*** Opening RECORDS SHOWN ***

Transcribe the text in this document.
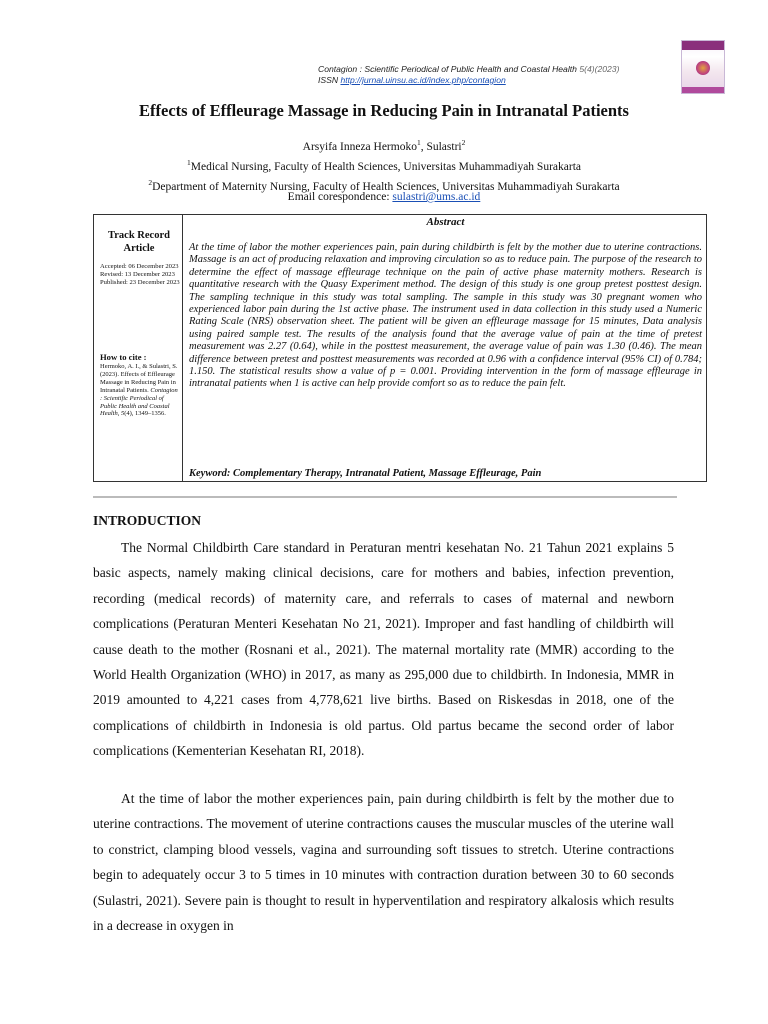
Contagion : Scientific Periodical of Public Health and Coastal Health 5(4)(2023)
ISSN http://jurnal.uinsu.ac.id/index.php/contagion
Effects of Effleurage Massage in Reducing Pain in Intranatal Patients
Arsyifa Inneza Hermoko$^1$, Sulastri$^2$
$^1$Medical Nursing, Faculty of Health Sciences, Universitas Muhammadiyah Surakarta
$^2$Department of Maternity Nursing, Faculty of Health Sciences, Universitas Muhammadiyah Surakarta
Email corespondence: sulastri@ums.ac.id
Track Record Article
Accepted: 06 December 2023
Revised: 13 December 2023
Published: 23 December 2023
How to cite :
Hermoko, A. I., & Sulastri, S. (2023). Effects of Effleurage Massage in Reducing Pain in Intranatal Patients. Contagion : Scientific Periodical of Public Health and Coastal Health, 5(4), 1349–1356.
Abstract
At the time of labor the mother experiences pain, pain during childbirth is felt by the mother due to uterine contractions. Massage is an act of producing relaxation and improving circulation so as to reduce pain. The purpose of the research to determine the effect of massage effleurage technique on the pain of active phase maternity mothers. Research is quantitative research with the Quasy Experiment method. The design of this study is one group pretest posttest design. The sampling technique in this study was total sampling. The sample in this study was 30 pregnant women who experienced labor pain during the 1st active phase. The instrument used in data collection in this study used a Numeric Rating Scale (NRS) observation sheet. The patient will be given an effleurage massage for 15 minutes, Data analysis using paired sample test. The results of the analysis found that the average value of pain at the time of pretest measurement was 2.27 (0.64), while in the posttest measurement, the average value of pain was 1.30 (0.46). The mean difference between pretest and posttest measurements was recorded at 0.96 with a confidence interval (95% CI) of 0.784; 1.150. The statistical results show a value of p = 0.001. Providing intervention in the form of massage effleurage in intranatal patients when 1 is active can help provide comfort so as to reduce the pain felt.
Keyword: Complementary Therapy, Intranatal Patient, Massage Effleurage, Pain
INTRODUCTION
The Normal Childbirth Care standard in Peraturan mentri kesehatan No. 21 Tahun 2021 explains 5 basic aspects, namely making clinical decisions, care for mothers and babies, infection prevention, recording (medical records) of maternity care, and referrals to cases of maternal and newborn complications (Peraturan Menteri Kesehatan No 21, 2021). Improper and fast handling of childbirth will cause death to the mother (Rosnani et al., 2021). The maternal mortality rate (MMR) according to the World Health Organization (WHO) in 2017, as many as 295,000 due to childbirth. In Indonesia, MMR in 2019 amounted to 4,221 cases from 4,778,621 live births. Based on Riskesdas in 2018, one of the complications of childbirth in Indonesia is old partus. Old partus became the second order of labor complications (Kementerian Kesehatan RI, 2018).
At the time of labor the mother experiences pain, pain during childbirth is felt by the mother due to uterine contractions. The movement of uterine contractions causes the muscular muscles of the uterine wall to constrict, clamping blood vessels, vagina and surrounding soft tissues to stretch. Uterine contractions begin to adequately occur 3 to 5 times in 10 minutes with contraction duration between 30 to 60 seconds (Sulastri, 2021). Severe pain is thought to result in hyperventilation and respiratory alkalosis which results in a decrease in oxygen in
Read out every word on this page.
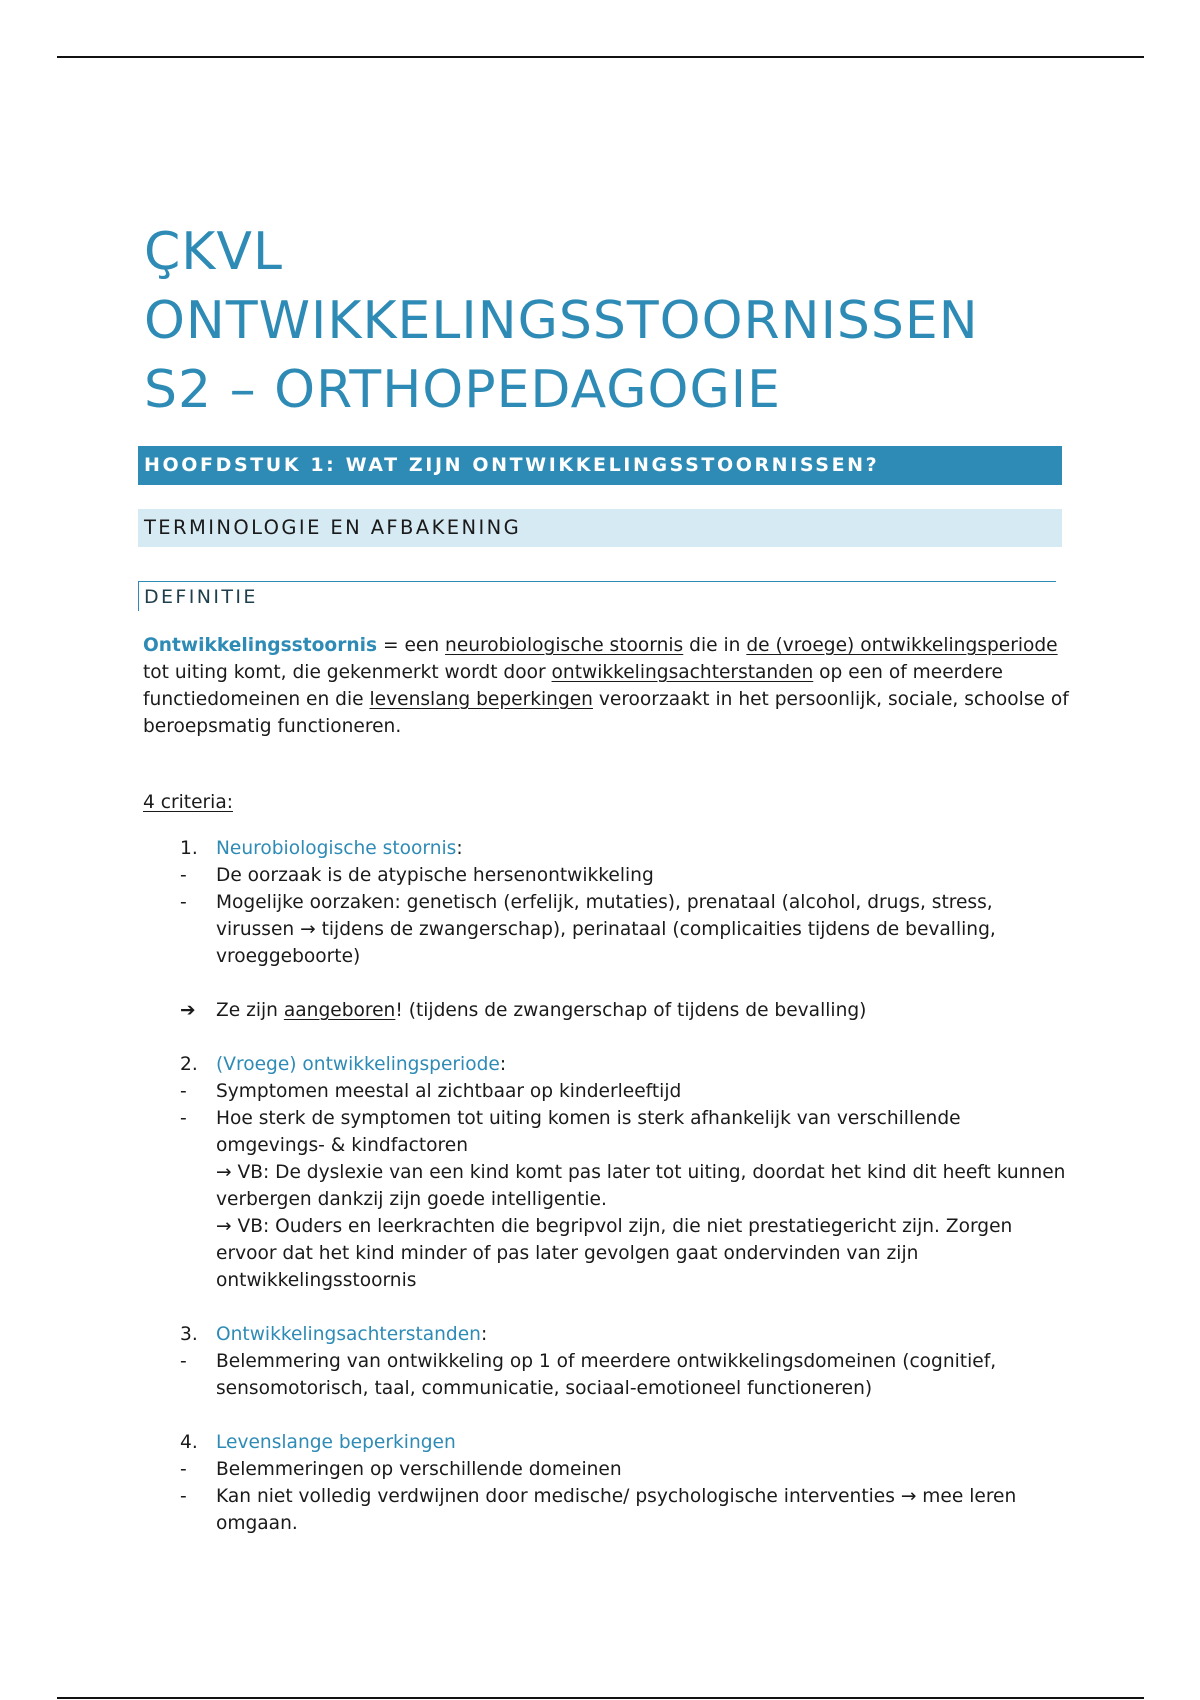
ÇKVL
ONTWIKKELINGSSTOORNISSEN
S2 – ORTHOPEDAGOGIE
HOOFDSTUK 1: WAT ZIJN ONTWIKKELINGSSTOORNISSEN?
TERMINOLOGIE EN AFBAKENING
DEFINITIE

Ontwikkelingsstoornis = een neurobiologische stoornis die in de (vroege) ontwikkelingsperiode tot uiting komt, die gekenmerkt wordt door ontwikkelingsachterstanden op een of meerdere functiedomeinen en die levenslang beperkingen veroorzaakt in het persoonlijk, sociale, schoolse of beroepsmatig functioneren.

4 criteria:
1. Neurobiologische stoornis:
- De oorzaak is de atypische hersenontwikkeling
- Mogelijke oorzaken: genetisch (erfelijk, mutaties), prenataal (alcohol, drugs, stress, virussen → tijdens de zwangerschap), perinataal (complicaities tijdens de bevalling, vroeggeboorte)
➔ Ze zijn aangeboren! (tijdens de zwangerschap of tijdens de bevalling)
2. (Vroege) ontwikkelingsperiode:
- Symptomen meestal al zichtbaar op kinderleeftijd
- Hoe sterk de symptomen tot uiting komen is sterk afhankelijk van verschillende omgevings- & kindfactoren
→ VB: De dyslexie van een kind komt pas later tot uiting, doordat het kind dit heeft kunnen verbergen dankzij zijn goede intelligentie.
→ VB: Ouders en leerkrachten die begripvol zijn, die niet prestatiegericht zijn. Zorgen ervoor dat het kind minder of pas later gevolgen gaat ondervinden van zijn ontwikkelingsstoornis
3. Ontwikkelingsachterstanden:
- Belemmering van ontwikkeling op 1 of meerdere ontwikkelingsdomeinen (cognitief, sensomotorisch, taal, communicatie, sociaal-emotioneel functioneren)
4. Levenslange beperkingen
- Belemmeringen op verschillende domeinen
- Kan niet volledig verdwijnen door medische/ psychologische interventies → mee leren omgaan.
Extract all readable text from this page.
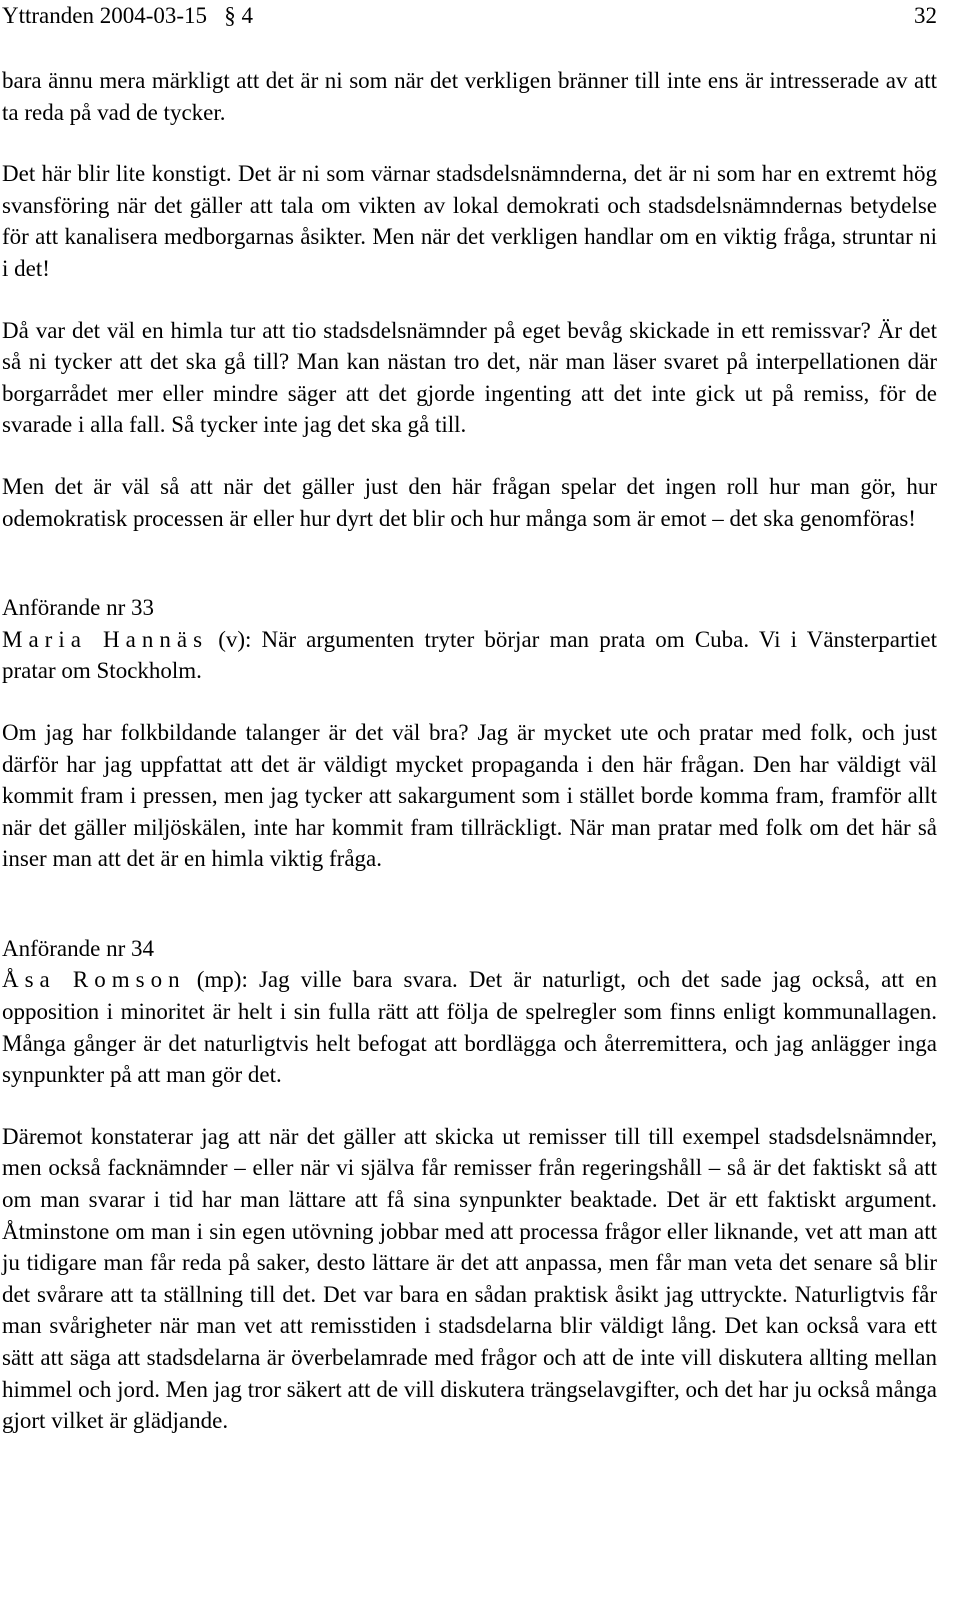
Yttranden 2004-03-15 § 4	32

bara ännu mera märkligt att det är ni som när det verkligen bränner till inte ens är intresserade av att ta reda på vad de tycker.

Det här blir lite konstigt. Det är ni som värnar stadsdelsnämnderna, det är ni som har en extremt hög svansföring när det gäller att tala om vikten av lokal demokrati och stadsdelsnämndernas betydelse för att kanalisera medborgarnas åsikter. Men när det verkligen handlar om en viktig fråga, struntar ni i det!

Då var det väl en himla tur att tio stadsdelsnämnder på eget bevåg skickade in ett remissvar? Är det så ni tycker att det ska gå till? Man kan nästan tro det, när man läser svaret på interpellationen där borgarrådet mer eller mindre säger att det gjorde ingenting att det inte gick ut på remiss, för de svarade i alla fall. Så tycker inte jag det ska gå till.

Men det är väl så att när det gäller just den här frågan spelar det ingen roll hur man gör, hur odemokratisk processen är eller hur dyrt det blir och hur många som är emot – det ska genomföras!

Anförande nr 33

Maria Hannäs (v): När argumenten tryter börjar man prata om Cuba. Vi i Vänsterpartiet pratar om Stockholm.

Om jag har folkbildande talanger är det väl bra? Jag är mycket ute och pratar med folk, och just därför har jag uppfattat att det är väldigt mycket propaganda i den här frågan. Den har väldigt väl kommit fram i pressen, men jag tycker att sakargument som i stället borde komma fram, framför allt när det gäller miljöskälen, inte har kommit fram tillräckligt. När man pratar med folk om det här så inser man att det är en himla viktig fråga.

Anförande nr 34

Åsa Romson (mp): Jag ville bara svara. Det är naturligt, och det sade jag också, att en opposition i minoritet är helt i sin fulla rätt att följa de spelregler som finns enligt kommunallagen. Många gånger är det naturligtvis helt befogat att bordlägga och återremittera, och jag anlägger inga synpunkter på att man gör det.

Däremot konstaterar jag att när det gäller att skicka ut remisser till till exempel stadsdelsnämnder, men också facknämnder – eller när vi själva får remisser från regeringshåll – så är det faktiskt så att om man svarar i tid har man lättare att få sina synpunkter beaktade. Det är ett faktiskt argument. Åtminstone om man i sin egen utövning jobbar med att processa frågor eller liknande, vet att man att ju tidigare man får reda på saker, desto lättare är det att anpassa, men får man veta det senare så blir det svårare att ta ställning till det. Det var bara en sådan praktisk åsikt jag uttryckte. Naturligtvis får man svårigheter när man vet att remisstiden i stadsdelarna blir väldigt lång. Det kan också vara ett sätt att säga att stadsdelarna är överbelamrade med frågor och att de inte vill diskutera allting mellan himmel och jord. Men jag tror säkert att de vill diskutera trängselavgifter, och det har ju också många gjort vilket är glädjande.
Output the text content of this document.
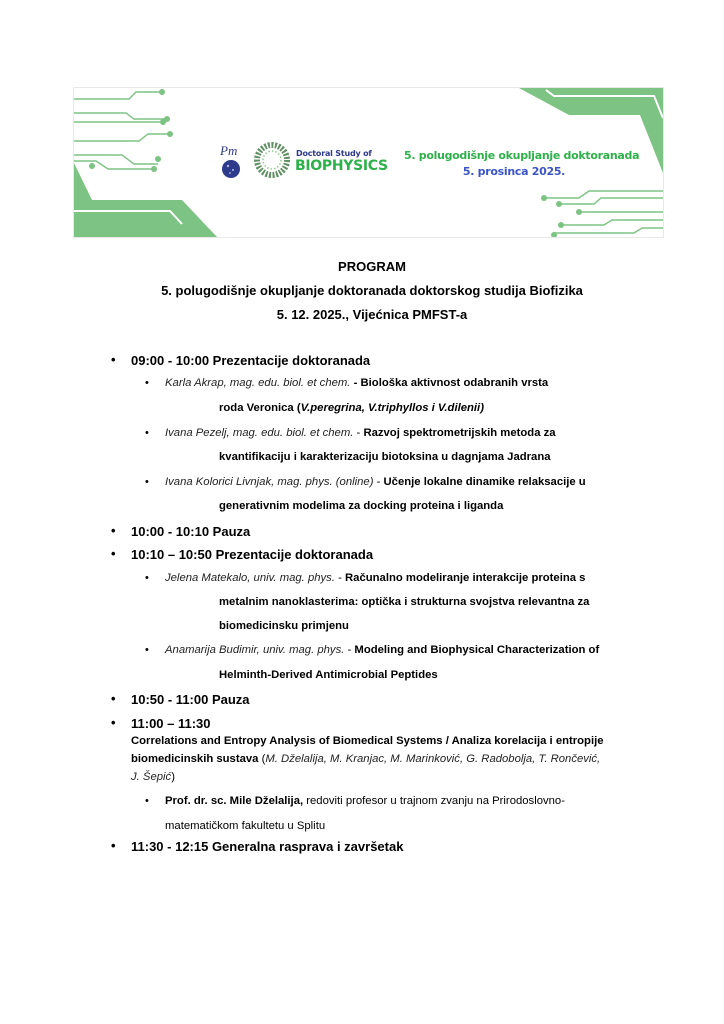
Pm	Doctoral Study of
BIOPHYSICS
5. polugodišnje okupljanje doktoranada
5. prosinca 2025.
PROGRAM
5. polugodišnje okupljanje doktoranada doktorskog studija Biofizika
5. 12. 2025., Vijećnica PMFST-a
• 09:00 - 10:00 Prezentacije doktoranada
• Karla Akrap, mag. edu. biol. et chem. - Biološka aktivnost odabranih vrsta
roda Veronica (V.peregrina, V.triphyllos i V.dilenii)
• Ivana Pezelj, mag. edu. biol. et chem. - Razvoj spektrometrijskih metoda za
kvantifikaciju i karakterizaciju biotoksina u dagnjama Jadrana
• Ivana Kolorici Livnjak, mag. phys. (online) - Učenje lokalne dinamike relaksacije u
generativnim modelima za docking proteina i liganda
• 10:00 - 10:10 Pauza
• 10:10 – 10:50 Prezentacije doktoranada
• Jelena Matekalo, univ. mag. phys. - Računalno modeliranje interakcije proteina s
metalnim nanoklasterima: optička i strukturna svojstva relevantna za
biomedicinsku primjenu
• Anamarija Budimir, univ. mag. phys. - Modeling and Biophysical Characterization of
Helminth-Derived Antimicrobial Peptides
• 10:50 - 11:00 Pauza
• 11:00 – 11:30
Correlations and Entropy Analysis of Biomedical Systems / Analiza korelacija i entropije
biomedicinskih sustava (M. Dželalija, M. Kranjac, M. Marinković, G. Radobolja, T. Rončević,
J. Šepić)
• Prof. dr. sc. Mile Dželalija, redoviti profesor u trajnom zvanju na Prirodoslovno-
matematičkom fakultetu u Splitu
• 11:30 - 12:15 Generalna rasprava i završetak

*** Closing RECORDS SHOWN ***

> [WORK TO BE COMPLETED] For the string "just", show each line of the entries above where it occurs.

> [RESULT FOR THIS TASK]
Men det är väl så att när det gäller just den här frågan spelar det ingen roll hur man gör, hur odemokratisk processen är eller hur dyrt det blir och hur många som är emot – det ska genomföras!
Om jag har folkbildande talanger är det väl bra? Jag är mycket ute och pratar med folk, och just därför har jag uppfattat att det är väldigt mycket propaganda i den här frågan. Den har väldigt väl kommit fram i pressen, men jag tycker att sakargument som i stället borde komma fram, framför allt när det gäller miljöskälen, inte har kommit fram tillräckligt. När man pratar med folk om det här så inser man att det är en himla viktig fråga.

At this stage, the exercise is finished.